- _READING PASSAGE_

>> Begin

Beats Music brings finely curated playlists and deep personalization to the world of music streaming, complete with a sleek interface and millions of songs.

Our Verdict

Beats Music brings finely curated playlists and deep personalization to the world of music streaming, complete with a sleek interface and millions of songs.

For

  • Unique curation features
  • Five users can share a family account
  • Attractive interface
  • Unlimited offline listening

Against

  • No free option after trial period
  • Some early bugs
  • No app for desktop or Smart TVs

Did the world really need another music streaming service? Music producer Jimmy Iovine and hip-hop legend Dr. Dre think so. The two founded Beats Music, a listening platform built to take on the likes of Spotify and Rhapsody. The folks behind Beats enter a crowded market, but with music sales declining in favor of online listening, it's a hot one.

Starting at $9.99 per month, Beats Music aims to stand out from the pack with an array of personalization features and a wealth of curated playlists from professionals all around the music business. If you're an AT&T customer, you and four other users can share an account for $14.99 per month. But with no free option, can this service find an audience in a world ruled by Spotify?

>> End

- _DATASET RECORDS_
>> Begin

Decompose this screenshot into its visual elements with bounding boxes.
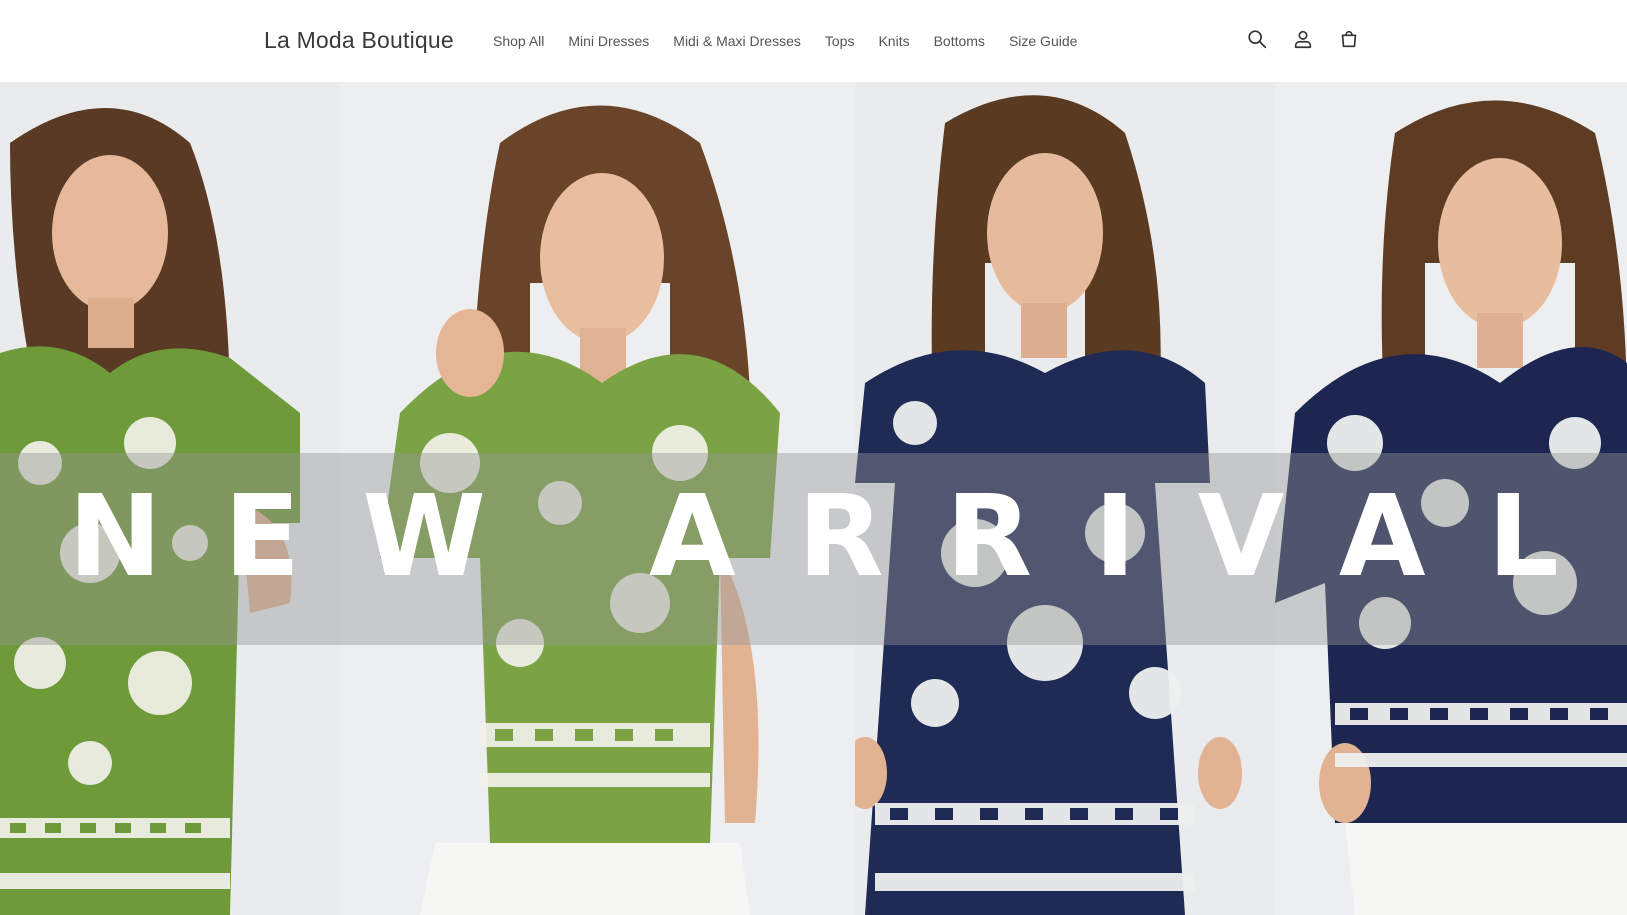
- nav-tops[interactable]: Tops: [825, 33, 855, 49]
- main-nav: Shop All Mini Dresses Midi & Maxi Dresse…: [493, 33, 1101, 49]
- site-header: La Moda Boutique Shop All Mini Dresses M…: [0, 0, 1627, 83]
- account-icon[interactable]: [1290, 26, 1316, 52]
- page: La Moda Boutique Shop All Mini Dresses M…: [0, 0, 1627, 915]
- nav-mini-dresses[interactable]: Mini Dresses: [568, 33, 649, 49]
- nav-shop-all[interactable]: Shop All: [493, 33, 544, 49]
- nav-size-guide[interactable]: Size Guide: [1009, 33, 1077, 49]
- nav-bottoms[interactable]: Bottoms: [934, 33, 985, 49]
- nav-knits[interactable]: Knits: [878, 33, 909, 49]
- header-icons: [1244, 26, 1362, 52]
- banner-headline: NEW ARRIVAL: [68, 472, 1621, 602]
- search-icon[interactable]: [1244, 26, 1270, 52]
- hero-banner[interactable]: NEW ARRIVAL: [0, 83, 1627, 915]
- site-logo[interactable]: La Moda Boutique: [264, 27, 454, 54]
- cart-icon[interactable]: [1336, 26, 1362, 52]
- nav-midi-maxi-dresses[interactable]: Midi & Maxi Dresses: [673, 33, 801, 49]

>> End

- _PROBLEMS AND TASKS_
• 1. Answer these questions about the Beats Music review:
(a) What is the starting monthly price of Beats Music?
(b) Who founded Beats Music?
(c) On which devices does the review say Beats Music has no app?
• 2. Reproduce the part of the Beats Music review that opens with the words "Starting at $9.99" and closes with "ruled by Spotify?".

- _RESPONSES IN ORDER_
• 1.
(a) $9.99 per month.
(b) Music producer Jimmy Iovine and hip-hop legend Dr. Dre.
(c) Desktop and Smart TVs.

• 2.
Starting at $9.99 per month, Beats Music aims to stand out from the pack with an array of personalization features and a wealth of curated playlists from professionals all around the music business. If you're an AT&T customer, you and four other users can share an account for $14.99 per month. But with no free option, can this service find an audience in a world ruled by Spotify?